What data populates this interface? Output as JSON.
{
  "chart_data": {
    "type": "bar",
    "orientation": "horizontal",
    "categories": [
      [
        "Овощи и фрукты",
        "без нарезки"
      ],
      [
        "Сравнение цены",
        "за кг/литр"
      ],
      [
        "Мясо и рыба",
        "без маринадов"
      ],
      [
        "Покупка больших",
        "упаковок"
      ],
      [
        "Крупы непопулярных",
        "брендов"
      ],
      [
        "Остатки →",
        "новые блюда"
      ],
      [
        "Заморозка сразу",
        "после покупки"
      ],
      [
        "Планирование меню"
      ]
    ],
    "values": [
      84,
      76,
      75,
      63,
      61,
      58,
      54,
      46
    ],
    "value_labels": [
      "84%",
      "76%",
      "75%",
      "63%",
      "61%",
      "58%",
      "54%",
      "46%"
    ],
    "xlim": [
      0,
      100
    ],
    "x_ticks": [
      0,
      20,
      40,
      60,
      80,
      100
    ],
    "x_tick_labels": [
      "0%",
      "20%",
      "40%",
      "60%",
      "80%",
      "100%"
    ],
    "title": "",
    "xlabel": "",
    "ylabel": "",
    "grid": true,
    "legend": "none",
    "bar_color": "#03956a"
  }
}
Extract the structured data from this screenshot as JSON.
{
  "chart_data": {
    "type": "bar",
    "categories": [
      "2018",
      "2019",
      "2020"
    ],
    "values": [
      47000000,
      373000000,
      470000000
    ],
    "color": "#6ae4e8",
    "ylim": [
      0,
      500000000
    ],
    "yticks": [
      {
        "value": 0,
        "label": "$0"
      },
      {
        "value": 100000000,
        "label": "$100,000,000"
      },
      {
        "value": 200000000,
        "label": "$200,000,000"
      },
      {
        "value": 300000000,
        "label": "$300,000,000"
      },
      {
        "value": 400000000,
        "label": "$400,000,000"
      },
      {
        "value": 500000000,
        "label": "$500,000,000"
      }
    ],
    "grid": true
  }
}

##############################

WORK REQUIRED → Retype the listing. Match it exactly.

WRITTEN REPLY →
What data populates this interface? Output as JSON.
{
  "chart_data": {
    "type": "bar",
    "orientation": "horizontal",
    "categories": [
      [
        "Овощи и фрукты",
        "без нарезки"
      ],
      [
        "Сравнение цены",
        "за кг/литр"
      ],
      [
        "Мясо и рыба",
        "без маринадов"
      ],
      [
        "Покупка больших",
        "упаковок"
      ],
      [
        "Крупы непопулярных",
        "брендов"
      ],
      [
        "Остатки →",
        "новые блюда"
      ],
      [
        "Заморозка сразу",
        "после покупки"
      ],
      [
        "Планирование меню"
      ]
    ],
    "values": [
      84,
      76,
      75,
      63,
      61,
      58,
      54,
      46
    ],
    "value_labels": [
      "84%",
      "76%",
      "75%",
      "63%",
      "61%",
      "58%",
      "54%",
      "46%"
    ],
    "xlim": [
      0,
      100
    ],
    "x_ticks": [
      0,
      20,
      40,
      60,
      80,
      100
    ],
    "x_tick_labels": [
      "0%",
      "20%",
      "40%",
      "60%",
      "80%",
      "100%"
    ],
    "title": "",
    "xlabel": "",
    "ylabel": "",
    "grid": true,
    "legend": "none",
    "bar_color": "#03956a"
  }
}
Extract the structured data from this screenshot as JSON.
{
  "chart_data": {
    "type": "bar",
    "categories": [
      "2018",
      "2019",
      "2020"
    ],
    "values": [
      47000000,
      373000000,
      470000000
    ],
    "color": "#6ae4e8",
    "ylim": [
      0,
      500000000
    ],
    "yticks": [
      {
        "value": 0,
        "label": "$0"
      },
      {
        "value": 100000000,
        "label": "$100,000,000"
      },
      {
        "value": 200000000,
        "label": "$200,000,000"
      },
      {
        "value": 300000000,
        "label": "$300,000,000"
      },
      {
        "value": 400000000,
        "label": "$400,000,000"
      },
      {
        "value": 500000000,
        "label": "$500,000,000"
      }
    ],
    "grid": true
  }
}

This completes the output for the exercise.